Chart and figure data
####################

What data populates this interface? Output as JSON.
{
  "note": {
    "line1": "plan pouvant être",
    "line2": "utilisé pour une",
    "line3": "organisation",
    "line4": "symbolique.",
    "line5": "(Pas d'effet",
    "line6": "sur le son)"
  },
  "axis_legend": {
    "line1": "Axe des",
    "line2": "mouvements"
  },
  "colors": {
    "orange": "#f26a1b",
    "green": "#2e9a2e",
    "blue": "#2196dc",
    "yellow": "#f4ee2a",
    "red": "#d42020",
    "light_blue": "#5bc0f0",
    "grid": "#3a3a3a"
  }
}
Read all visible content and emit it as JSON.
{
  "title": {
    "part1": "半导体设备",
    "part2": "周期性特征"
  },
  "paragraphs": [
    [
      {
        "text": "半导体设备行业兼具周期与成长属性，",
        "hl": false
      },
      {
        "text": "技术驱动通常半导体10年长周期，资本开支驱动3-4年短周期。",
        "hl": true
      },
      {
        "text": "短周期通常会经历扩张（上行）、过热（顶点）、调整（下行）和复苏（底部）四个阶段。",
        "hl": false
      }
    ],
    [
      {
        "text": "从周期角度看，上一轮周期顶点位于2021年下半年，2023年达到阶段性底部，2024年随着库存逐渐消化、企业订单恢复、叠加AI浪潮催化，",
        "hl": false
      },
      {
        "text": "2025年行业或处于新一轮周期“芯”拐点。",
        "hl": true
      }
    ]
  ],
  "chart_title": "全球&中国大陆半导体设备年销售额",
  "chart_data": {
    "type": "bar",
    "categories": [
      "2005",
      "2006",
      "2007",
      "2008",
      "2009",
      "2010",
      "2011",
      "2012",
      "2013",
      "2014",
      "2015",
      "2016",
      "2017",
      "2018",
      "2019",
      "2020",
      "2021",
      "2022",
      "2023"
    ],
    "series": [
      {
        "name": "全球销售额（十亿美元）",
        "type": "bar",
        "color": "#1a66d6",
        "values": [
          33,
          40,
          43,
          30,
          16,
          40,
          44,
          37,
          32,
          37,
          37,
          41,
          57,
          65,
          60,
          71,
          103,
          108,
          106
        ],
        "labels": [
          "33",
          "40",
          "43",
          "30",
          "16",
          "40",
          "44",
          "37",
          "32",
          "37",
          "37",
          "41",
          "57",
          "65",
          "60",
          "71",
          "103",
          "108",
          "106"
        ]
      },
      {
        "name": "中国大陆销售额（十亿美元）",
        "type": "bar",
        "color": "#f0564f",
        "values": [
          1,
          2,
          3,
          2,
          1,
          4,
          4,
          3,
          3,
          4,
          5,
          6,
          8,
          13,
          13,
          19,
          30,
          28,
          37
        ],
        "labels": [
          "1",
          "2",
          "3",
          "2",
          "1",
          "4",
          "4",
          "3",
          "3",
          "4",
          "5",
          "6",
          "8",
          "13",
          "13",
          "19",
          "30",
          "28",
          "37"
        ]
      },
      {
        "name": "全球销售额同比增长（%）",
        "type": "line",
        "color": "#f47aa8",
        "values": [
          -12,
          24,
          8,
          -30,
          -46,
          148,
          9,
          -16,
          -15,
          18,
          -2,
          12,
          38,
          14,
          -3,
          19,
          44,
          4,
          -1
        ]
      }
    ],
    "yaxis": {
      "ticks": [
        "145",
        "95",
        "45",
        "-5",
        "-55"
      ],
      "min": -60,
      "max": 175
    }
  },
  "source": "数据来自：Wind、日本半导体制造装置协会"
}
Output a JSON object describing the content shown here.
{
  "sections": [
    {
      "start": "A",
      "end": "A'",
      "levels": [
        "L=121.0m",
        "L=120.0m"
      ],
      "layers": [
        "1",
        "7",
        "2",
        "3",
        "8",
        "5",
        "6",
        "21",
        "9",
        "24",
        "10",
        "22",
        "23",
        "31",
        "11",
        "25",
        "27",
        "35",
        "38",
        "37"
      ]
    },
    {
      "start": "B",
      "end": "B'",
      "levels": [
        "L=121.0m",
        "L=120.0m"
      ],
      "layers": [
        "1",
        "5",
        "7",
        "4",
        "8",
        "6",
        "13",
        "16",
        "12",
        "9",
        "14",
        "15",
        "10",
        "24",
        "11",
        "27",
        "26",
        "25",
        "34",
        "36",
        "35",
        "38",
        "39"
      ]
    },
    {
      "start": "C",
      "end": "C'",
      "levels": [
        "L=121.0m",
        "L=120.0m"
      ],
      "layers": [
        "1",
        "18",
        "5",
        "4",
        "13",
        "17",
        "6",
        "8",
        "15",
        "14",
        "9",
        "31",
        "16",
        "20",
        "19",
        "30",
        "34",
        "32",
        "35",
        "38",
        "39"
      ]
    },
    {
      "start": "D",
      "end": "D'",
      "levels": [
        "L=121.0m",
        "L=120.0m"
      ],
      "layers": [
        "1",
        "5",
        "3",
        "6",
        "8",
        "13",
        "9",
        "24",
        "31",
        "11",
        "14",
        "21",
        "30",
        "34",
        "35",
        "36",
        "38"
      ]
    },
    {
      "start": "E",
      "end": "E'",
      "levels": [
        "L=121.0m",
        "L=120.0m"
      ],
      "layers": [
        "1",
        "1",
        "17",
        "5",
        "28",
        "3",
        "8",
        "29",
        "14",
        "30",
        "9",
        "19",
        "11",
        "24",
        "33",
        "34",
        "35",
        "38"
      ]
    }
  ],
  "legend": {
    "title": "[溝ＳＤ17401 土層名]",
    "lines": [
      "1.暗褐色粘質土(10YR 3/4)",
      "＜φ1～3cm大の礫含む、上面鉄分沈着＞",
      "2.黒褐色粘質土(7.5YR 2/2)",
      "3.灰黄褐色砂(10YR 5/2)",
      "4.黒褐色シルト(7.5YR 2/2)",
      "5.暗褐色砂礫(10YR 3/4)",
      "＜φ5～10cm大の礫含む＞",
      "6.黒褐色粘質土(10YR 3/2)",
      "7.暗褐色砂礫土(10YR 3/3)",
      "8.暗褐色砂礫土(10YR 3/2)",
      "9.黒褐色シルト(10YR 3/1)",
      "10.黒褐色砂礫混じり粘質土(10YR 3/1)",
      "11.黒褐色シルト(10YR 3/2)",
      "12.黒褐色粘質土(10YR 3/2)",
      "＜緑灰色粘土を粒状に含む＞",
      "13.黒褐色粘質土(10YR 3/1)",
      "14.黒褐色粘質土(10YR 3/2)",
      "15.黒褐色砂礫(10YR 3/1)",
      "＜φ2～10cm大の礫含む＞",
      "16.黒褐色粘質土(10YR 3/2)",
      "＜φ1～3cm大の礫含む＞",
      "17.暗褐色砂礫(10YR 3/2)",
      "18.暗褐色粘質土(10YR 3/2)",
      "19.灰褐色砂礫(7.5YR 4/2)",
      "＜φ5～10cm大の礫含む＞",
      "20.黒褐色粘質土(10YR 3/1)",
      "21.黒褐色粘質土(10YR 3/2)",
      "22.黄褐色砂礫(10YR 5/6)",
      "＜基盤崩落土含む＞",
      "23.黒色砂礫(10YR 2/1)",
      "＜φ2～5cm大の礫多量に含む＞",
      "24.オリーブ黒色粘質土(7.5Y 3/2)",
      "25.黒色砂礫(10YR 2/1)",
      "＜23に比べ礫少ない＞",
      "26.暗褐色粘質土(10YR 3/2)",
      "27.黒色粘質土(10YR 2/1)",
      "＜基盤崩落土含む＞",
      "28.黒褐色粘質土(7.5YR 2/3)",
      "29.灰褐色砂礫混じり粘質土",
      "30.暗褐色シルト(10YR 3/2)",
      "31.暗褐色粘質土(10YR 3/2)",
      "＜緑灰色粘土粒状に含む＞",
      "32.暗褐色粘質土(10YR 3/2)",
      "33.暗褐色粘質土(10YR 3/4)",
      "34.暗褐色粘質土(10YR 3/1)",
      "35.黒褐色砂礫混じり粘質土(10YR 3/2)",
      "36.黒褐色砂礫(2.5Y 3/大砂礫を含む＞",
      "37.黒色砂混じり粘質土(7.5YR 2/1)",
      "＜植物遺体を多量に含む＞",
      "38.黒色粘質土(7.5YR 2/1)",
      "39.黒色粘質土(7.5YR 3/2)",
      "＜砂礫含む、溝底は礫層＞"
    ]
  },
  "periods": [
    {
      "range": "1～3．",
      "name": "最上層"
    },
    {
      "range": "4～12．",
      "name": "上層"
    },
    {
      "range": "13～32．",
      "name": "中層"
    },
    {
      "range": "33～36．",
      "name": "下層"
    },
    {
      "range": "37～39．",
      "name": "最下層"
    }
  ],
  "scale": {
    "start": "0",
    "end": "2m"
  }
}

####################

Requirements
Copy out each line in the listing that has the word "黒褐色砂礫混じり粘質土".

Final result
      "10.黒褐色砂礫混じり粘質土(10YR 3/1)",
      "35.黒褐色砂礫混じり粘質土(10YR 3/2)",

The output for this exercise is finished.